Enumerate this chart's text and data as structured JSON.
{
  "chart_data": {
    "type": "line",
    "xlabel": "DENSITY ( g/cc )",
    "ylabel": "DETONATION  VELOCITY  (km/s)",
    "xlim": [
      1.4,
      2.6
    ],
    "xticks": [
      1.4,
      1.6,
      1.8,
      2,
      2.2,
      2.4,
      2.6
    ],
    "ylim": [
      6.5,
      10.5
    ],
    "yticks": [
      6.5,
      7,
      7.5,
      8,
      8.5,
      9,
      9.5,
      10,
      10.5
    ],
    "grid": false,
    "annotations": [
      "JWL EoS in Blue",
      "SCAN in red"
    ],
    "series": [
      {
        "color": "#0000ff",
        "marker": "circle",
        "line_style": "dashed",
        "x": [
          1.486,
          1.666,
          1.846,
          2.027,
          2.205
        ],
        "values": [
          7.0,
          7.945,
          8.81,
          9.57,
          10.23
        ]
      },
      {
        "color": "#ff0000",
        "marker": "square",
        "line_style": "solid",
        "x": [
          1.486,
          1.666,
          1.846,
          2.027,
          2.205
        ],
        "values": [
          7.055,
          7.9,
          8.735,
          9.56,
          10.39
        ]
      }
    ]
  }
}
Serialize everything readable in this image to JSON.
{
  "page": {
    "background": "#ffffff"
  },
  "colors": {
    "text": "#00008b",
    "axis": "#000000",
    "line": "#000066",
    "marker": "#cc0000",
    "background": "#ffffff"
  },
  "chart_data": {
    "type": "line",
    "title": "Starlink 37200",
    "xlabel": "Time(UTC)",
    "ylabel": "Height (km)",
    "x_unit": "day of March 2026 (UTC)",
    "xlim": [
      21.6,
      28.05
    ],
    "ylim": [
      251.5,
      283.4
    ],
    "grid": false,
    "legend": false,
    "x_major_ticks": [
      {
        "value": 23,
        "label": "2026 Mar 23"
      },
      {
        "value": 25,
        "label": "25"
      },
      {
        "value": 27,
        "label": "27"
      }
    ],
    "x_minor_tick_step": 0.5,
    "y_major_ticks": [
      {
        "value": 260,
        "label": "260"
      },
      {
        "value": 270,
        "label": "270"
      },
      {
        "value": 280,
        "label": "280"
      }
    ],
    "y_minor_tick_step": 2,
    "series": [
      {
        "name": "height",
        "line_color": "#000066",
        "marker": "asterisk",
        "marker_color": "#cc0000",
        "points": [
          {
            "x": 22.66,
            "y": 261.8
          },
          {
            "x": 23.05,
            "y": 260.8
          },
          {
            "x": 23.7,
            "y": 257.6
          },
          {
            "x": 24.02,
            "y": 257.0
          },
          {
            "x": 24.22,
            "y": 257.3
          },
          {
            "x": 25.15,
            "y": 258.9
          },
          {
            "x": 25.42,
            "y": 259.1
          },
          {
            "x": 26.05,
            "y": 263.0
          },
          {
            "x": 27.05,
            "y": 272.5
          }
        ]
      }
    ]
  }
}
# # # #
▸ Requirements:
Scan the entries above and work out how many lines include the word "JSON"; the reply is that number alone.

▸ Exercise response:
2